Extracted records
.....
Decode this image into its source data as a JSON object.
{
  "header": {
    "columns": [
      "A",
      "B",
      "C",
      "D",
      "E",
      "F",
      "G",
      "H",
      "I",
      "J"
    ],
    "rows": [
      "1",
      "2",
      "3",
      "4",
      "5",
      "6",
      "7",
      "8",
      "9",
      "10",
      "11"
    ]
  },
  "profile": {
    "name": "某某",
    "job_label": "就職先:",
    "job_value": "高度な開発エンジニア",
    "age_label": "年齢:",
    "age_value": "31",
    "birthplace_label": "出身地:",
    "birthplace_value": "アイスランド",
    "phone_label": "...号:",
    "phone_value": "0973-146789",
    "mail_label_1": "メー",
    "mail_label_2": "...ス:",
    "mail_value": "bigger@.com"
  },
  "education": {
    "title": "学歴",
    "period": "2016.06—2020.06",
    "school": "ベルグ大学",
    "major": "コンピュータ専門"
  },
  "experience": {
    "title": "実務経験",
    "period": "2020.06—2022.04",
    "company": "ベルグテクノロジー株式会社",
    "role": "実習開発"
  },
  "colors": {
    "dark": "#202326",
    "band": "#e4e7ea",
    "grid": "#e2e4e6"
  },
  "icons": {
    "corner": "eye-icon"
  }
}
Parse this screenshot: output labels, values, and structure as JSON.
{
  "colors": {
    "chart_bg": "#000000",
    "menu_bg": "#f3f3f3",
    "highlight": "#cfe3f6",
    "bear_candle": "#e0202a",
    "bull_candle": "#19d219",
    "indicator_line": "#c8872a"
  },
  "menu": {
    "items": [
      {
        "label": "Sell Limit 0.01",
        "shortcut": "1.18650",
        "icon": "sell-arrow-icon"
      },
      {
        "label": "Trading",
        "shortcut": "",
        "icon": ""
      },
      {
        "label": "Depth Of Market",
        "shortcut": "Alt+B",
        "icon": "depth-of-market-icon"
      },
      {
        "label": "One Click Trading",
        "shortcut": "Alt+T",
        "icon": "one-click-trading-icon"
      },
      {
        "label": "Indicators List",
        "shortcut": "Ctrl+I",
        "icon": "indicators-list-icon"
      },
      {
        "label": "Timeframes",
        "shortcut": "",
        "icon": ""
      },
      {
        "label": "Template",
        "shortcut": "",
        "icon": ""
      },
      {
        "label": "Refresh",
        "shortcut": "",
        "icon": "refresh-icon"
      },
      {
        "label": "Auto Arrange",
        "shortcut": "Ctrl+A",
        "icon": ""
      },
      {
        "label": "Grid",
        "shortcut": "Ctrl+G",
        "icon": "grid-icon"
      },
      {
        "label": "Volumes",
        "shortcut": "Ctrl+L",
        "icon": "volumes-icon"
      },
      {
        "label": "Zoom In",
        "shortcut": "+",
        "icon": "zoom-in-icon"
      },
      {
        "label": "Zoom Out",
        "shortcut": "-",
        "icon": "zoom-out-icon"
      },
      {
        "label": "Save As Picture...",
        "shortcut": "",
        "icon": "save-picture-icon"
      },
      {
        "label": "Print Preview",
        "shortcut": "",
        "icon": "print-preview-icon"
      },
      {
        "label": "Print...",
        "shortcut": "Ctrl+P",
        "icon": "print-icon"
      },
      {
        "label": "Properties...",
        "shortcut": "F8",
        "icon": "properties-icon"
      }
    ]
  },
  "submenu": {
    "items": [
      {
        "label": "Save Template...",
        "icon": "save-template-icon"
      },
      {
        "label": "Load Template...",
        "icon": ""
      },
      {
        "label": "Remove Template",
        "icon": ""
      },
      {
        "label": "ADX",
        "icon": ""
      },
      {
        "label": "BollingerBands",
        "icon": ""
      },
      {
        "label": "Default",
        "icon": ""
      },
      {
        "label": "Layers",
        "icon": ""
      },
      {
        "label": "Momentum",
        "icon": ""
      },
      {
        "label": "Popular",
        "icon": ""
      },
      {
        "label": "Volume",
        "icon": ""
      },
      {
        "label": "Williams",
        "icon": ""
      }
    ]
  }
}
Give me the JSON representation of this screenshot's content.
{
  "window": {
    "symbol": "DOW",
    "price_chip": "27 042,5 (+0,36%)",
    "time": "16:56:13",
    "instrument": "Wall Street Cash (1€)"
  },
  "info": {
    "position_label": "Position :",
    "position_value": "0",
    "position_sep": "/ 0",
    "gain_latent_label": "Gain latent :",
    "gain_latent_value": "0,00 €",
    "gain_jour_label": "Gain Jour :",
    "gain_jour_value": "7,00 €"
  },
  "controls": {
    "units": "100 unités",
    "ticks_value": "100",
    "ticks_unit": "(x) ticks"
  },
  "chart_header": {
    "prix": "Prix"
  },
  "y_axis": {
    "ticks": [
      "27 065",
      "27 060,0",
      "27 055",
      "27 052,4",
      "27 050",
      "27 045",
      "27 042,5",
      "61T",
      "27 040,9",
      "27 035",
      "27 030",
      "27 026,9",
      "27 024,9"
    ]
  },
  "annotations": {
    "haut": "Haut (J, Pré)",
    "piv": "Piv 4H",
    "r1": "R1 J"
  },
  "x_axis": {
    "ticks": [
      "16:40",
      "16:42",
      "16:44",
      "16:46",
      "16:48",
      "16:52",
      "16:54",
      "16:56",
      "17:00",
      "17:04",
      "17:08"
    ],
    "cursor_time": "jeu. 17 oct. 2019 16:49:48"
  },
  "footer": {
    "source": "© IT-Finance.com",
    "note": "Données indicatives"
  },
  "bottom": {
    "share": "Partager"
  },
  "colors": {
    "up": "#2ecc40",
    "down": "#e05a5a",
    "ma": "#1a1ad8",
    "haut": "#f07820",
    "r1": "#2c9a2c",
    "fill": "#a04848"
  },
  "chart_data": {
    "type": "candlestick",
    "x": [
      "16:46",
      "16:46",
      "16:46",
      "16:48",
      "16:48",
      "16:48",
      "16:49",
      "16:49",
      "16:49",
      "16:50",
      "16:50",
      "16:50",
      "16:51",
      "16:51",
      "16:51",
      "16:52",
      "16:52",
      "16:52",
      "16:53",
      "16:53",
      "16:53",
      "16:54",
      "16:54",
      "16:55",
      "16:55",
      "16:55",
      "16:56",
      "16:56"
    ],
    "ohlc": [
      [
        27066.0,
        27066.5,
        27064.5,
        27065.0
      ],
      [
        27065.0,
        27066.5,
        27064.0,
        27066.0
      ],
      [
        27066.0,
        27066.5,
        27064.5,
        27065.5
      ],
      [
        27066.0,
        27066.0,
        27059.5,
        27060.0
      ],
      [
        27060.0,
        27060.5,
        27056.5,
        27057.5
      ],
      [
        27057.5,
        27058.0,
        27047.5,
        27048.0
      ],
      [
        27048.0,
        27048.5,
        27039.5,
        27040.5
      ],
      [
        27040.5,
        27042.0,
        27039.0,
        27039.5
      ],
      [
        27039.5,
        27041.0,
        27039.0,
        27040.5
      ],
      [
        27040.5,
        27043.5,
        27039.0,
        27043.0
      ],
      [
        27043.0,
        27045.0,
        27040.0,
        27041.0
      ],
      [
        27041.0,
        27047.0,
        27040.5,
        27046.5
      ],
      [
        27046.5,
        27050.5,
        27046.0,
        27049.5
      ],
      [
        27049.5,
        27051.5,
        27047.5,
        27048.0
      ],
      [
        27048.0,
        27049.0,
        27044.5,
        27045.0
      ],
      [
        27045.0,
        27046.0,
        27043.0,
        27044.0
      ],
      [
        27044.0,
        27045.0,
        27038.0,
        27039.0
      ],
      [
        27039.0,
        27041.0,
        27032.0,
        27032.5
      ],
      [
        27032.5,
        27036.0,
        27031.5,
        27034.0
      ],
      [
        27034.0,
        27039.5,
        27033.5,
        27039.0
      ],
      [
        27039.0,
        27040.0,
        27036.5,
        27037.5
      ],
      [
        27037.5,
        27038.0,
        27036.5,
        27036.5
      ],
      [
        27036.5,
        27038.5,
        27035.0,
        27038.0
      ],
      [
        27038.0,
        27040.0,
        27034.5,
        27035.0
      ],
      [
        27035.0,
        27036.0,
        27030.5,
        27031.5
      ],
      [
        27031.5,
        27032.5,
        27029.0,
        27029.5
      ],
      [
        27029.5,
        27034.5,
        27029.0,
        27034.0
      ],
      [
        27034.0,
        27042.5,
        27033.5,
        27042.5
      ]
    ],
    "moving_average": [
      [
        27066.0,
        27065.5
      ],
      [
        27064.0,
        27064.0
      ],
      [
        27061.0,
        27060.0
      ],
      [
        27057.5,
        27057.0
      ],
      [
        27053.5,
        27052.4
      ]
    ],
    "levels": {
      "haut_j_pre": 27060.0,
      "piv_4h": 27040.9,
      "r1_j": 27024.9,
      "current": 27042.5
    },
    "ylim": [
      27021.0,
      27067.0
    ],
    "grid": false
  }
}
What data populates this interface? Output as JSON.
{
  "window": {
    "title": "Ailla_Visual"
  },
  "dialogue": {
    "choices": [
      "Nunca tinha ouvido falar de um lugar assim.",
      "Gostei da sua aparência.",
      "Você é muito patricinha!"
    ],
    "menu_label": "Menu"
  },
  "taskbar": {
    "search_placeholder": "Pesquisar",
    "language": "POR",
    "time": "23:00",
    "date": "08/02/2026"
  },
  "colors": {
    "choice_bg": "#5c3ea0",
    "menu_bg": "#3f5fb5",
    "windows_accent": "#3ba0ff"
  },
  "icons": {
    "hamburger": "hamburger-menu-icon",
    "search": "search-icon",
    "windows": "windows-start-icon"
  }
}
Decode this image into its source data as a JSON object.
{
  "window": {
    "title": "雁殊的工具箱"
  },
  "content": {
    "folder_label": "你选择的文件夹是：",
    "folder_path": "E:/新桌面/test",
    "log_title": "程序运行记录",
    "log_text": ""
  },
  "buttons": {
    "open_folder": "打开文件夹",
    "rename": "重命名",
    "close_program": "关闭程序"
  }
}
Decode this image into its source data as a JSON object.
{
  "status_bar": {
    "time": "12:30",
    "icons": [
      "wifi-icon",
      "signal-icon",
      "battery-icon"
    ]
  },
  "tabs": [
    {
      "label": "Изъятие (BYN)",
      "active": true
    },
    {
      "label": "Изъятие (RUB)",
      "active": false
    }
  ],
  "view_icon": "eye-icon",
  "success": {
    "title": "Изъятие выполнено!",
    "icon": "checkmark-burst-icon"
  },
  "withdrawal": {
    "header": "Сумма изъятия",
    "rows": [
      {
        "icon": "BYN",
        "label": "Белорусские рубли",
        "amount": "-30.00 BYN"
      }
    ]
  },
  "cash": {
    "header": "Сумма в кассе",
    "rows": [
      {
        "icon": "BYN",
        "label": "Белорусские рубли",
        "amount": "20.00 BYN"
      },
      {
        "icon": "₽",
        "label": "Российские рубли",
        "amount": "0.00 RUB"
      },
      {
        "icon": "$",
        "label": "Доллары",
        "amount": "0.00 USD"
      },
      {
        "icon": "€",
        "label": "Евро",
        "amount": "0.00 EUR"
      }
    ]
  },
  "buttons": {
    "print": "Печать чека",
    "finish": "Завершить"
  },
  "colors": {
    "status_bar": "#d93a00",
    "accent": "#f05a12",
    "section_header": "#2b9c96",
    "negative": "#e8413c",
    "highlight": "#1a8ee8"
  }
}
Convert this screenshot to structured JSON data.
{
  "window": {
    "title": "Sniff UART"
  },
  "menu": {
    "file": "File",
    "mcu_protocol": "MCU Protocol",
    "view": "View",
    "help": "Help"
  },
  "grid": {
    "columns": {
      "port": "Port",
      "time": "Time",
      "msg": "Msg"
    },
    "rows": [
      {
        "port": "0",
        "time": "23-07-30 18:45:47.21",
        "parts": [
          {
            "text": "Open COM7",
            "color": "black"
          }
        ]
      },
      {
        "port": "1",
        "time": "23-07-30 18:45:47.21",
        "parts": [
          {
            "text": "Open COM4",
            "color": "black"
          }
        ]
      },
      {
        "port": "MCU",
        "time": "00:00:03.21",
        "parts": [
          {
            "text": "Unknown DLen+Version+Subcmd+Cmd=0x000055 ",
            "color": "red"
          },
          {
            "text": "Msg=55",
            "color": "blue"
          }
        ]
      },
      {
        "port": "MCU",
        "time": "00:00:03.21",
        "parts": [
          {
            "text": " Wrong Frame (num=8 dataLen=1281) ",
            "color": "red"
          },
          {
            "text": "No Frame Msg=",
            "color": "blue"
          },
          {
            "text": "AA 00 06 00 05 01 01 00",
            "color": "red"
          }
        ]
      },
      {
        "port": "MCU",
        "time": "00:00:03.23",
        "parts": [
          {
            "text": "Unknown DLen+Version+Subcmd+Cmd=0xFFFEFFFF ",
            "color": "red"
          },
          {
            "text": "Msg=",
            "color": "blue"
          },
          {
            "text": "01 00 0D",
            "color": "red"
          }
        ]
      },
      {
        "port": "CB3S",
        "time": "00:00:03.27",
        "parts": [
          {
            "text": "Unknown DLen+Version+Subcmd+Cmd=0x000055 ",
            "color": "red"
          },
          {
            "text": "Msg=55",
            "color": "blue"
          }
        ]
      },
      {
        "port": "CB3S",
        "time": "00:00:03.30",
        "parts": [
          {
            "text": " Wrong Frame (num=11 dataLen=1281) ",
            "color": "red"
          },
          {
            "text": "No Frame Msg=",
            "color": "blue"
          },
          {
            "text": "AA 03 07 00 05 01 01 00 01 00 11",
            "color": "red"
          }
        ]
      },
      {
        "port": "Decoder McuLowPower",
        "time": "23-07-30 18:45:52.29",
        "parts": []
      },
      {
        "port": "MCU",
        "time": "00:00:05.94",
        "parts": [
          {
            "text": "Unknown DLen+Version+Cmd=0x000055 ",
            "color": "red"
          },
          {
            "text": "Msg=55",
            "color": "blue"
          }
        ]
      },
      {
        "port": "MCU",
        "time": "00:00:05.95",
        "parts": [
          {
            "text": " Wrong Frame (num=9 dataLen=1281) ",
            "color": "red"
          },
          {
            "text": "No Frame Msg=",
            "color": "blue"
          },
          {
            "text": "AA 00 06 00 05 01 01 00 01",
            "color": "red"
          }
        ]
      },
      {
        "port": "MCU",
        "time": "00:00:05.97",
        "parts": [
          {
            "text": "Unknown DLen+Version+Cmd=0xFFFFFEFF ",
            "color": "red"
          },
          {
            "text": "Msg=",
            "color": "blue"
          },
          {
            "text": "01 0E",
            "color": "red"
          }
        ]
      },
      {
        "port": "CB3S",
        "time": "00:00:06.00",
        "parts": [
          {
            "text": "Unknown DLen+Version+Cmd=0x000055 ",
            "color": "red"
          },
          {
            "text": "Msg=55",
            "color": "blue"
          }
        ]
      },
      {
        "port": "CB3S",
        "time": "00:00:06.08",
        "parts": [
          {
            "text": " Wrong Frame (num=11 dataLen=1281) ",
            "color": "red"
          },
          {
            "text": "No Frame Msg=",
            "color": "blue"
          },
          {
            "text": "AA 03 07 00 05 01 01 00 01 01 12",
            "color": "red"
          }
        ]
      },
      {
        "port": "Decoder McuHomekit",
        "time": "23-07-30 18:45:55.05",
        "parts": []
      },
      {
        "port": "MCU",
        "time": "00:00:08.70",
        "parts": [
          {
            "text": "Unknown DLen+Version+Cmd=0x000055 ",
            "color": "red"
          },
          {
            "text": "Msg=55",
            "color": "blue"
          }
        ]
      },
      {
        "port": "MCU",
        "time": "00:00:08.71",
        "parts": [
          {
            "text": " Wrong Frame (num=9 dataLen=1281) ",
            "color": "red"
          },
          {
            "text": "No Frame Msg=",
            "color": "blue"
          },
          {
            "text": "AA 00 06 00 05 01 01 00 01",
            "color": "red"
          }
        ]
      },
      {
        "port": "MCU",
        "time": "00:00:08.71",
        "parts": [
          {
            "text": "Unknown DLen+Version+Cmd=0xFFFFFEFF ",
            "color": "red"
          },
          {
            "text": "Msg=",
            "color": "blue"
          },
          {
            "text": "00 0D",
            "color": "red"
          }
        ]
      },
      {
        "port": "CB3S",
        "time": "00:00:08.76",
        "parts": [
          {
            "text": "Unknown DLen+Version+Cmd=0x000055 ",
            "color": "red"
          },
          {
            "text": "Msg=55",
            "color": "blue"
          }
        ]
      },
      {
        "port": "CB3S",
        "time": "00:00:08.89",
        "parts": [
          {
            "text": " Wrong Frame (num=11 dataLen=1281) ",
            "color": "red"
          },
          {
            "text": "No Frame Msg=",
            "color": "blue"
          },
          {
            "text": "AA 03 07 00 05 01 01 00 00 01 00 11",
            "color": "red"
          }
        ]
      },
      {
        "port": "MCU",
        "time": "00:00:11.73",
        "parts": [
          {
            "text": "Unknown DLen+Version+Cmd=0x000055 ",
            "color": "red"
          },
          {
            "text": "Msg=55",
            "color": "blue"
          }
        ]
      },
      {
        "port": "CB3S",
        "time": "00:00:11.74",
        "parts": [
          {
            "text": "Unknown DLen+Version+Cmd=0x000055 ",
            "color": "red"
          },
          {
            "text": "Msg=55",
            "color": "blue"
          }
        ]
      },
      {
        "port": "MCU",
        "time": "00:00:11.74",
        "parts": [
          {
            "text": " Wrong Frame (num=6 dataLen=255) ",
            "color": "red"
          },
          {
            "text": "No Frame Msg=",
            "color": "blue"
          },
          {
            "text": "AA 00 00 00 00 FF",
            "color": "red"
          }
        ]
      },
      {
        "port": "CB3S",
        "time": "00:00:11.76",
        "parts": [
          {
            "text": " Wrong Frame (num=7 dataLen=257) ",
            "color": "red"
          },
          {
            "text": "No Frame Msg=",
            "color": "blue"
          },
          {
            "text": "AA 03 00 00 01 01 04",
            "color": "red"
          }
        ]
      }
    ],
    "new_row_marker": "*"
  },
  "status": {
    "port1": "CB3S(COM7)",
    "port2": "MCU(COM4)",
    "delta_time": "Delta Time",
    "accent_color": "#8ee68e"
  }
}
.....
TO DO: Where a line above contains the string "JSON", copy that line.

EXERCISE RESPONSE:
Decode this image into its source data as a JSON object.
Parse this screenshot: output labels, values, and structure as JSON.
Give me the JSON representation of this screenshot's content.
What data populates this interface? Output as JSON.
Decode this image into its source data as a JSON object.
Decode this image into its source data as a JSON object.
Convert this screenshot to structured JSON data.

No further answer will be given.